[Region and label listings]
↓
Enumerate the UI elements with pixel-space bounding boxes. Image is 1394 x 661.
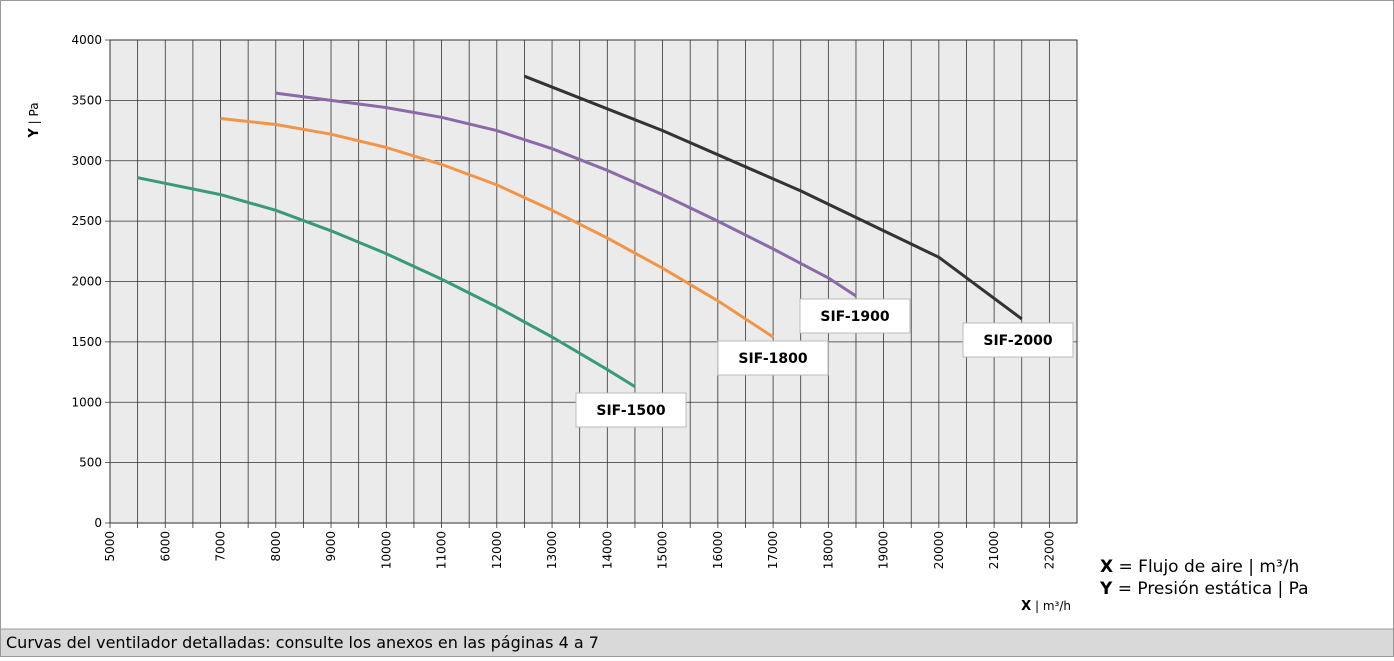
- y-axis-label: Y | Pa: [27, 102, 42, 138]
- key-text: = Flujo de aire | m³/h: [1119, 557, 1300, 577]
- series-label: SIF-1900: [820, 309, 889, 325]
- series-line: [137, 176, 636, 388]
- series-label-box: [799, 298, 911, 334]
- y-tick-label: 3500: [71, 93, 102, 107]
- series-line: [275, 91, 857, 298]
- x-tick-label: 9000: [324, 531, 338, 562]
- y-tick-label: 2500: [71, 214, 102, 228]
- x-tick-label: 21000: [987, 531, 1001, 569]
- x-tick-label: 7000: [214, 531, 228, 562]
- plot: 0 500 1000 1500 2000 2500 3000 3500 4000 5000 6000…: [27, 33, 1309, 614]
- y-tick-label: 1500: [71, 335, 102, 349]
- x-axis-unit: | m³/h: [1035, 599, 1071, 613]
- footer-bar: [1, 629, 1393, 656]
- series-label: SIF-2000: [983, 333, 1052, 349]
- x-tick-label: 12000: [490, 531, 504, 569]
- x-tick-label: 8000: [269, 531, 283, 562]
- series-label: SIF-1800: [738, 351, 807, 367]
- y-tick-label: 3000: [71, 154, 102, 168]
- x-tick-label: 22000: [1042, 531, 1056, 569]
- x-tick-label: 13000: [545, 531, 559, 569]
- y-tick-label: 2000: [71, 275, 102, 289]
- key-symbol: X: [1100, 557, 1113, 577]
- series-line: [220, 117, 774, 339]
- x-tick-label: 19000: [877, 531, 891, 569]
- x-tick-label: 5000: [103, 531, 117, 562]
- series-label: SIF-1500: [596, 403, 665, 419]
- y-tick-label: 0: [94, 516, 102, 530]
- key-symbol: Y: [1099, 579, 1113, 599]
- x-tick-label: 14000: [600, 531, 614, 569]
- y-tick-label: 4000: [71, 33, 102, 47]
- x-tick-label: 10000: [379, 531, 393, 569]
- x-tick-label: 6000: [158, 531, 172, 562]
- x-tick-label: 17000: [766, 531, 780, 569]
- key-entry: X = Flujo de aire | m³/h: [1100, 557, 1299, 577]
- x-tick-label: 18000: [821, 531, 835, 569]
- y-tick-label: 500: [79, 456, 102, 470]
- x-tick-label: 20000: [932, 531, 946, 569]
- series-label-box: [717, 340, 829, 376]
- key-entry: Y = Presión estática | Pa: [1099, 579, 1309, 599]
- x-tick-label: 15000: [656, 531, 670, 569]
- footer-text: Curvas del ventilador detalladas: consul…: [6, 633, 599, 652]
- x-tick-label: 11000: [435, 531, 449, 569]
- y-axis-symbol: Y: [27, 128, 42, 139]
- series-line: [523, 74, 1023, 321]
- series-label-box: [962, 322, 1074, 358]
- key-text: = Presión estática | Pa: [1118, 579, 1309, 599]
- x-axis-symbol: X: [1021, 599, 1031, 614]
- series-label-box: [575, 392, 687, 428]
- x-axis-label: X | m³/h: [1021, 599, 1071, 614]
- x-tick-label: 16000: [711, 531, 725, 569]
- y-tick-label: 1000: [71, 395, 102, 409]
- y-axis-unit: | Pa: [27, 102, 41, 124]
↑
Change every "key-entry" in the listing to "legend-entry" and give all its lines again, otherwise unchanged. Leave the picture out.

Enumerate the UI elements with pixel-space bounding boxes. Image is 1394 x 661.
- y-axis-label: Y | Pa: [27, 102, 42, 138]
- key-text: = Flujo de aire | m³/h: [1119, 557, 1300, 577]
- series-label: SIF-1900: [820, 309, 889, 325]
- series-line: [137, 176, 636, 388]
- series-label-box: [799, 298, 911, 334]
- y-tick-label: 3500: [71, 93, 102, 107]
- series-line: [275, 91, 857, 298]
- x-tick-label: 9000: [324, 531, 338, 562]
- y-tick-label: 2500: [71, 214, 102, 228]
- x-tick-label: 21000: [987, 531, 1001, 569]
- x-tick-label: 7000: [214, 531, 228, 562]
- plot: 0 500 1000 1500 2000 2500 3000 3500 4000 5000 6000…: [27, 33, 1309, 614]
- y-tick-label: 1500: [71, 335, 102, 349]
- x-axis-unit: | m³/h: [1035, 599, 1071, 613]
- footer-bar: [1, 629, 1393, 656]
- series-label: SIF-2000: [983, 333, 1052, 349]
- x-tick-label: 12000: [490, 531, 504, 569]
- x-tick-label: 8000: [269, 531, 283, 562]
- series-label: SIF-1800: [738, 351, 807, 367]
- y-tick-label: 3000: [71, 154, 102, 168]
- x-tick-label: 22000: [1042, 531, 1056, 569]
- x-tick-label: 13000: [545, 531, 559, 569]
- y-tick-label: 2000: [71, 275, 102, 289]
- key-symbol: X: [1100, 557, 1113, 577]
- series-line: [220, 117, 774, 339]
- x-tick-label: 19000: [877, 531, 891, 569]
- x-tick-label: 5000: [103, 531, 117, 562]
- series-label: SIF-1500: [596, 403, 665, 419]
- y-tick-label: 0: [94, 516, 102, 530]
- key-symbol: Y: [1099, 579, 1113, 599]
- x-tick-label: 14000: [600, 531, 614, 569]
- y-tick-label: 4000: [71, 33, 102, 47]
- x-tick-label: 10000: [379, 531, 393, 569]
- x-tick-label: 6000: [158, 531, 172, 562]
- x-tick-label: 17000: [766, 531, 780, 569]
- legend-entry: X = Flujo de aire | m³/h: [1100, 557, 1299, 577]
- x-tick-label: 18000: [821, 531, 835, 569]
- y-tick-label: 500: [79, 456, 102, 470]
- x-tick-label: 20000: [932, 531, 946, 569]
- series-label-box: [717, 340, 829, 376]
- legend-entry: Y = Presión estática | Pa: [1099, 579, 1309, 599]
- x-tick-label: 15000: [656, 531, 670, 569]
- footer-text: Curvas del ventilador detalladas: consul…: [6, 633, 599, 652]
- x-tick-label: 11000: [435, 531, 449, 569]
- y-axis-symbol: Y: [27, 128, 42, 139]
- series-line: [523, 74, 1023, 321]
- series-label-box: [962, 322, 1074, 358]
- key-text: = Presión estática | Pa: [1118, 579, 1309, 599]
- x-axis-symbol: X: [1021, 599, 1031, 614]
- series-label-box: [575, 392, 687, 428]
- x-axis-label: X | m³/h: [1021, 599, 1071, 614]
- x-tick-label: 16000: [711, 531, 725, 569]
- y-tick-label: 1000: [71, 395, 102, 409]
- y-axis-unit: | Pa: [27, 102, 41, 124]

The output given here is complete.